Some records:
———

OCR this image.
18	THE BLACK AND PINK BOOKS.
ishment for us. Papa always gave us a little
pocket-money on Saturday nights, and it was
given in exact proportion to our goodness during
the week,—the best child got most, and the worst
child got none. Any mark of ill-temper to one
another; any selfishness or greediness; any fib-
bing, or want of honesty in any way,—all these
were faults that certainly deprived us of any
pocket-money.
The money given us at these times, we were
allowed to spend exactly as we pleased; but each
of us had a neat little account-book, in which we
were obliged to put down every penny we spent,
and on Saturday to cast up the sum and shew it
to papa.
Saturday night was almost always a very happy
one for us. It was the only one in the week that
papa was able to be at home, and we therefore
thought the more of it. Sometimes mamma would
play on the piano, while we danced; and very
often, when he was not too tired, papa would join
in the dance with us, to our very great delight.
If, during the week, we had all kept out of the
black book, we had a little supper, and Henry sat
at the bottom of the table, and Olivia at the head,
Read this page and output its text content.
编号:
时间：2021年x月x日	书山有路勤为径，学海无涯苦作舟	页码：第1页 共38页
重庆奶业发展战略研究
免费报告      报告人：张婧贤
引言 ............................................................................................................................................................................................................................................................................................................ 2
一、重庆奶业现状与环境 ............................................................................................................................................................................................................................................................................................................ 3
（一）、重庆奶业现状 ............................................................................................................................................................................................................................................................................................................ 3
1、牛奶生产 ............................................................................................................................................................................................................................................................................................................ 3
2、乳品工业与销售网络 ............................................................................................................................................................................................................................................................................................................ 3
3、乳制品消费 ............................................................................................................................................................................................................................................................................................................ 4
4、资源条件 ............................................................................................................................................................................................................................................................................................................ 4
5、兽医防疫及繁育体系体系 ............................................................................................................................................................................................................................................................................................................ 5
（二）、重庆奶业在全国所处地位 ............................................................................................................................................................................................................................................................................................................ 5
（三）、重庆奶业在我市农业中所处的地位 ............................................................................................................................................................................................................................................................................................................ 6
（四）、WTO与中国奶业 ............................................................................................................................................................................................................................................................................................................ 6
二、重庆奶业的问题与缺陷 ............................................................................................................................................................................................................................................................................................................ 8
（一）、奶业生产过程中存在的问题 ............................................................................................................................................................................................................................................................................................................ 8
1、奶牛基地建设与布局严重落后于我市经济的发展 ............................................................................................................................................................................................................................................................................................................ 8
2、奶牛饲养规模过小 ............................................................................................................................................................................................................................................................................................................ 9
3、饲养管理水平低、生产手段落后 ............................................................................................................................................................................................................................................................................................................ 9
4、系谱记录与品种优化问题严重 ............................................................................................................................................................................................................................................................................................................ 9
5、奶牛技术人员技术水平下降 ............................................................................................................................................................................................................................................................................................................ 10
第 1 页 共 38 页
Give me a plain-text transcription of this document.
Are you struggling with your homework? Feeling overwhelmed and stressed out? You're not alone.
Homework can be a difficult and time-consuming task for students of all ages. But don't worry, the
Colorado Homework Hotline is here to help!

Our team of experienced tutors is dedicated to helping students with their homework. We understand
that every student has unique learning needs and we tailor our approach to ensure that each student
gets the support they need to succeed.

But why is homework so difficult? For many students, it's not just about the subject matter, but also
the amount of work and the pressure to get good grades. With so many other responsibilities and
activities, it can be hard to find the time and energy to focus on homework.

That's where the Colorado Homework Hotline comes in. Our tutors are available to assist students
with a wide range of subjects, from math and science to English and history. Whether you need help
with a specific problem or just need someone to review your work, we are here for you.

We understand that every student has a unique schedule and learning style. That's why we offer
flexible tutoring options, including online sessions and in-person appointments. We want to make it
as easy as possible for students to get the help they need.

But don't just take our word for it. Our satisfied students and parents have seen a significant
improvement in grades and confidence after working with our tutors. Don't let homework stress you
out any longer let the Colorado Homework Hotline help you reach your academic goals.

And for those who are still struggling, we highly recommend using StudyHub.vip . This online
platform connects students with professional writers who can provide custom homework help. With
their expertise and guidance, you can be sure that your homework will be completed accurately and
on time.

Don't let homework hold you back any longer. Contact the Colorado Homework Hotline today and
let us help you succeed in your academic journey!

———

(EXERCISE BRIEF)
Using the records above, copy every line that has the word "succeed" in it.

(TASK ANSWER)
gets the support they need to succeed.
let us help you succeed in your academic journey!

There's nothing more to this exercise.